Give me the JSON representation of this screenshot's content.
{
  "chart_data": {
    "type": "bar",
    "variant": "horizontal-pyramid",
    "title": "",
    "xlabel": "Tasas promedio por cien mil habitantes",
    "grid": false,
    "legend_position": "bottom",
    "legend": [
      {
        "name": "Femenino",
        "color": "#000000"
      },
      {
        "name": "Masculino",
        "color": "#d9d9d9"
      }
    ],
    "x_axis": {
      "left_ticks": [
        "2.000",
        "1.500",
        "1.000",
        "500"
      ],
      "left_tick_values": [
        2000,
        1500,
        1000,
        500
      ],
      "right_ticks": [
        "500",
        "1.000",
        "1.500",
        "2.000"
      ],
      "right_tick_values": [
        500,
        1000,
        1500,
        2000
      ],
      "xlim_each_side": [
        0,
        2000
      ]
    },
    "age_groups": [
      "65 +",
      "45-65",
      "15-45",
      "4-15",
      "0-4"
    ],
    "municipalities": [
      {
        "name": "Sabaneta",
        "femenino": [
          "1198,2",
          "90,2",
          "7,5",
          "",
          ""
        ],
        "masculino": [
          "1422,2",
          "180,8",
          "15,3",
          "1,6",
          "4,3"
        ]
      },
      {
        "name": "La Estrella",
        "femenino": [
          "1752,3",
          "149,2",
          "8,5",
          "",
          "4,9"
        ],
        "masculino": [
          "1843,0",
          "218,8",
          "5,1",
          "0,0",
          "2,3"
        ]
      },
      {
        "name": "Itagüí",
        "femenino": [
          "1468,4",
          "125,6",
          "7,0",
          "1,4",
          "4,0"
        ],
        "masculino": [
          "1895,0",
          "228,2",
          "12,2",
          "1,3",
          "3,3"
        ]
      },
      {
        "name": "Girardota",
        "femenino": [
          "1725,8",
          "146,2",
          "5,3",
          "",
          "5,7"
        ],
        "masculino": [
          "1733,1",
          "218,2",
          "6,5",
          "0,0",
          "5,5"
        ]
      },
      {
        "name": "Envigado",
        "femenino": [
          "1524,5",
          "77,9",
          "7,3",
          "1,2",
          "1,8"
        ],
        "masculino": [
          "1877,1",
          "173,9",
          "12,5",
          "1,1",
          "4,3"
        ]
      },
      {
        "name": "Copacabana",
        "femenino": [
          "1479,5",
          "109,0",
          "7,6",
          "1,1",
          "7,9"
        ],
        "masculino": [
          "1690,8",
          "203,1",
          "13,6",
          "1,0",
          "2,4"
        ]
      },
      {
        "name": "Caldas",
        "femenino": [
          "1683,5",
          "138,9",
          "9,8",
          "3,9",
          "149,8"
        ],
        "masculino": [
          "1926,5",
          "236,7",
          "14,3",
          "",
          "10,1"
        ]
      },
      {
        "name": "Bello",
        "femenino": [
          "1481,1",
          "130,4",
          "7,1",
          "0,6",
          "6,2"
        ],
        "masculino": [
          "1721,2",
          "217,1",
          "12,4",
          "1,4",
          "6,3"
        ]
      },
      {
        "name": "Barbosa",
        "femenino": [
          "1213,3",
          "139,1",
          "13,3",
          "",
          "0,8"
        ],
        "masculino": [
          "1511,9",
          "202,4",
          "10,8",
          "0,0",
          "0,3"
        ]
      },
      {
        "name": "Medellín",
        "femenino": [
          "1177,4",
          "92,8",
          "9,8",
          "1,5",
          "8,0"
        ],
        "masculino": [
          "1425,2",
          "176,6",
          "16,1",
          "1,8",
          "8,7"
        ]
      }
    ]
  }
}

* [What you have to do] Hand back the material above in full, exactly as written.

* [Solution for this task]
Give me the JSON representation of this screenshot's content.
{
  "chart_data": {
    "type": "bar",
    "variant": "horizontal-pyramid",
    "title": "",
    "xlabel": "Tasas promedio por cien mil habitantes",
    "grid": false,
    "legend_position": "bottom",
    "legend": [
      {
        "name": "Femenino",
        "color": "#000000"
      },
      {
        "name": "Masculino",
        "color": "#d9d9d9"
      }
    ],
    "x_axis": {
      "left_ticks": [
        "2.000",
        "1.500",
        "1.000",
        "500"
      ],
      "left_tick_values": [
        2000,
        1500,
        1000,
        500
      ],
      "right_ticks": [
        "500",
        "1.000",
        "1.500",
        "2.000"
      ],
      "right_tick_values": [
        500,
        1000,
        1500,
        2000
      ],
      "xlim_each_side": [
        0,
        2000
      ]
    },
    "age_groups": [
      "65 +",
      "45-65",
      "15-45",
      "4-15",
      "0-4"
    ],
    "municipalities": [
      {
        "name": "Sabaneta",
        "femenino": [
          "1198,2",
          "90,2",
          "7,5",
          "",
          ""
        ],
        "masculino": [
          "1422,2",
          "180,8",
          "15,3",
          "1,6",
          "4,3"
        ]
      },
      {
        "name": "La Estrella",
        "femenino": [
          "1752,3",
          "149,2",
          "8,5",
          "",
          "4,9"
        ],
        "masculino": [
          "1843,0",
          "218,8",
          "5,1",
          "0,0",
          "2,3"
        ]
      },
      {
        "name": "Itagüí",
        "femenino": [
          "1468,4",
          "125,6",
          "7,0",
          "1,4",
          "4,0"
        ],
        "masculino": [
          "1895,0",
          "228,2",
          "12,2",
          "1,3",
          "3,3"
        ]
      },
      {
        "name": "Girardota",
        "femenino": [
          "1725,8",
          "146,2",
          "5,3",
          "",
          "5,7"
        ],
        "masculino": [
          "1733,1",
          "218,2",
          "6,5",
          "0,0",
          "5,5"
        ]
      },
      {
        "name": "Envigado",
        "femenino": [
          "1524,5",
          "77,9",
          "7,3",
          "1,2",
          "1,8"
        ],
        "masculino": [
          "1877,1",
          "173,9",
          "12,5",
          "1,1",
          "4,3"
        ]
      },
      {
        "name": "Copacabana",
        "femenino": [
          "1479,5",
          "109,0",
          "7,6",
          "1,1",
          "7,9"
        ],
        "masculino": [
          "1690,8",
          "203,1",
          "13,6",
          "1,0",
          "2,4"
        ]
      },
      {
        "name": "Caldas",
        "femenino": [
          "1683,5",
          "138,9",
          "9,8",
          "3,9",
          "149,8"
        ],
        "masculino": [
          "1926,5",
          "236,7",
          "14,3",
          "",
          "10,1"
        ]
      },
      {
        "name": "Bello",
        "femenino": [
          "1481,1",
          "130,4",
          "7,1",
          "0,6",
          "6,2"
        ],
        "masculino": [
          "1721,2",
          "217,1",
          "12,4",
          "1,4",
          "6,3"
        ]
      },
      {
        "name": "Barbosa",
        "femenino": [
          "1213,3",
          "139,1",
          "13,3",
          "",
          "0,8"
        ],
        "masculino": [
          "1511,9",
          "202,4",
          "10,8",
          "0,0",
          "0,3"
        ]
      },
      {
        "name": "Medellín",
        "femenino": [
          "1177,4",
          "92,8",
          "9,8",
          "1,5",
          "8,0"
        ],
        "masculino": [
          "1425,2",
          "176,6",
          "16,1",
          "1,8",
          "8,7"
        ]
      }
    ]
  }
}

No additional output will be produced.